#### Objective:
Search the material below for the string "senza" and list each line that holds it.

+++ Data extract +++

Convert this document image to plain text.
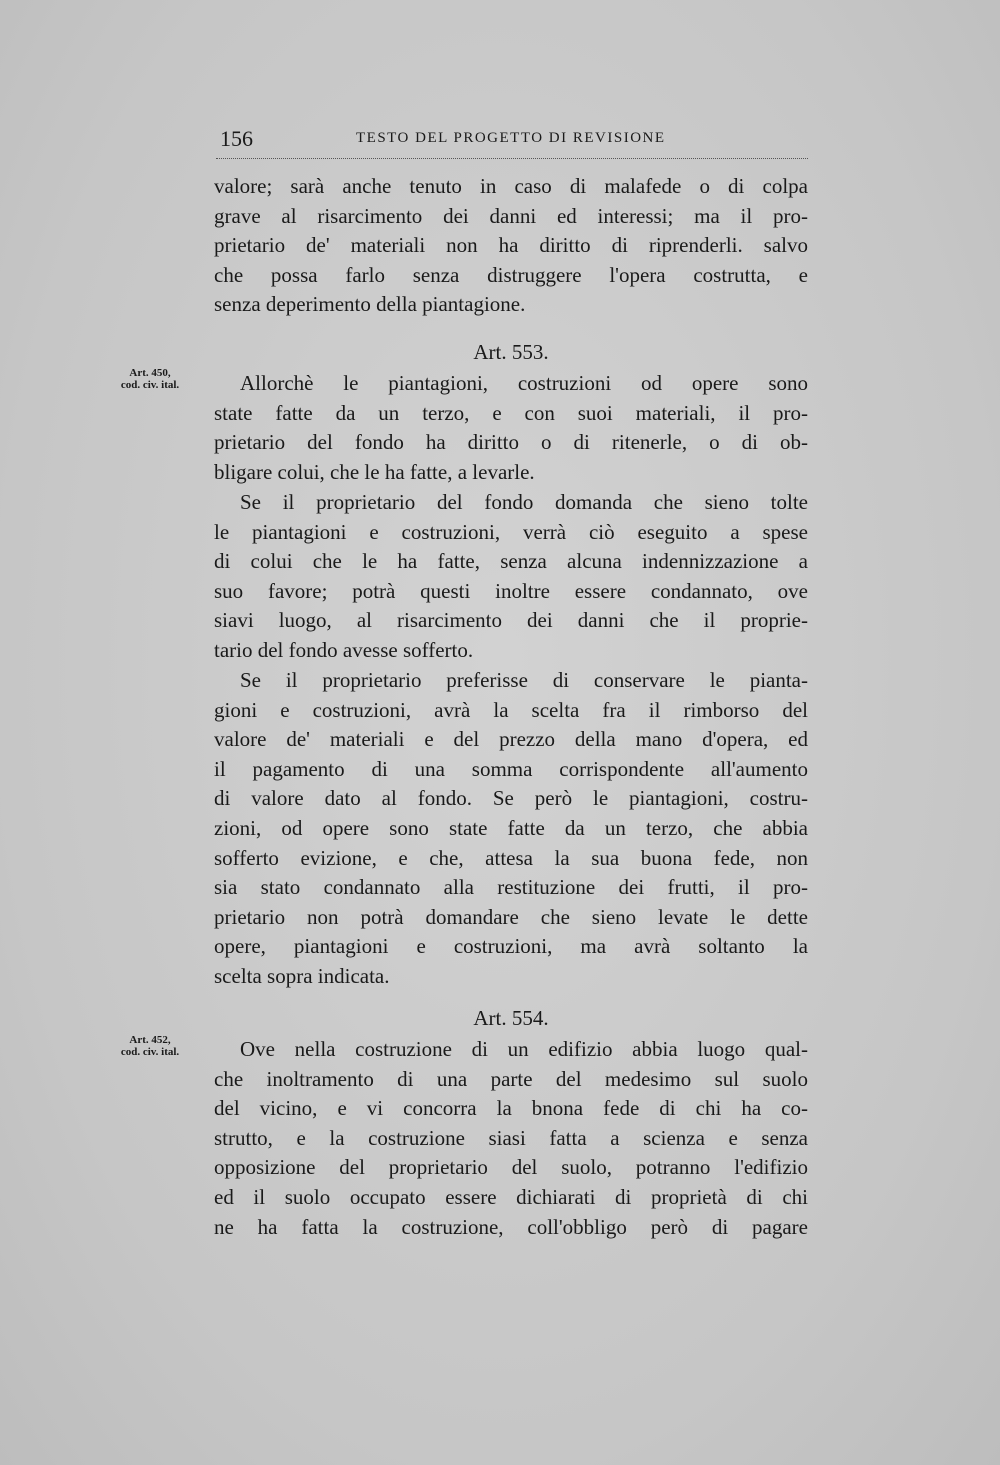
156	TESTO DEL PROGETTO DI REVISIONE
valore; sarà anche tenuto in caso di malafede o di colpa
grave al risarcimento dei danni ed interessi; ma il pro-
prietario de' materiali non ha diritto di riprenderli. salvo
che possa farlo senza distruggere l'opera costrutta, e
senza deperimento della piantagione.
Art. 553.
Art. 450,
cod. civ. ital.	Allorchè le piantagioni, costruzioni od opere sono
state fatte da un terzo, e con suoi materiali, il pro-
prietario del fondo ha diritto o di ritenerle, o di ob-
bligare colui, che le ha fatte, a levarle.
Se il proprietario del fondo domanda che sieno tolte
le piantagioni e costruzioni, verrà ciò eseguito a spese
di colui che le ha fatte, senza alcuna indennizzazione a
suo favore; potrà questi inoltre essere condannato, ove
siavi luogo, al risarcimento dei danni che il proprie-
tario del fondo avesse sofferto.
Se il proprietario preferisse di conservare le pianta-
gioni e costruzioni, avrà la scelta fra il rimborso del
valore de' materiali e del prezzo della mano d'opera, ed
il pagamento di una somma corrispondente all'aumento
di valore dato al fondo. Se però le piantagioni, costru-
zioni, od opere sono state fatte da un terzo, che abbia
sofferto evizione, e che, attesa la sua buona fede, non
sia stato condannato alla restituzione dei frutti, il pro-
prietario non potrà domandare che sieno levate le dette
opere, piantagioni e costruzioni, ma avrà soltanto la
scelta sopra indicata.
Art. 554.
Art. 452,
cod. civ. ital.	Ove nella costruzione di un edifizio abbia luogo qual-
che inoltramento di una parte del medesimo sul suolo
del vicino, e vi concorra la bnona fede di chi ha co-
strutto, e la costruzione siasi fatta a scienza e senza
opposizione del proprietario del suolo, potranno l'edifizio
ed il suolo occupato essere dichiarati di proprietà di chi
ne ha fatta la costruzione, coll'obbligo però di pagare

+++

#### Solution:
che possa farlo senza distruggere l'opera costrutta, e
senza deperimento della piantagione.
di colui che le ha fatte, senza alcuna indennizzazione a
strutto, e la costruzione siasi fatta a scienza e senza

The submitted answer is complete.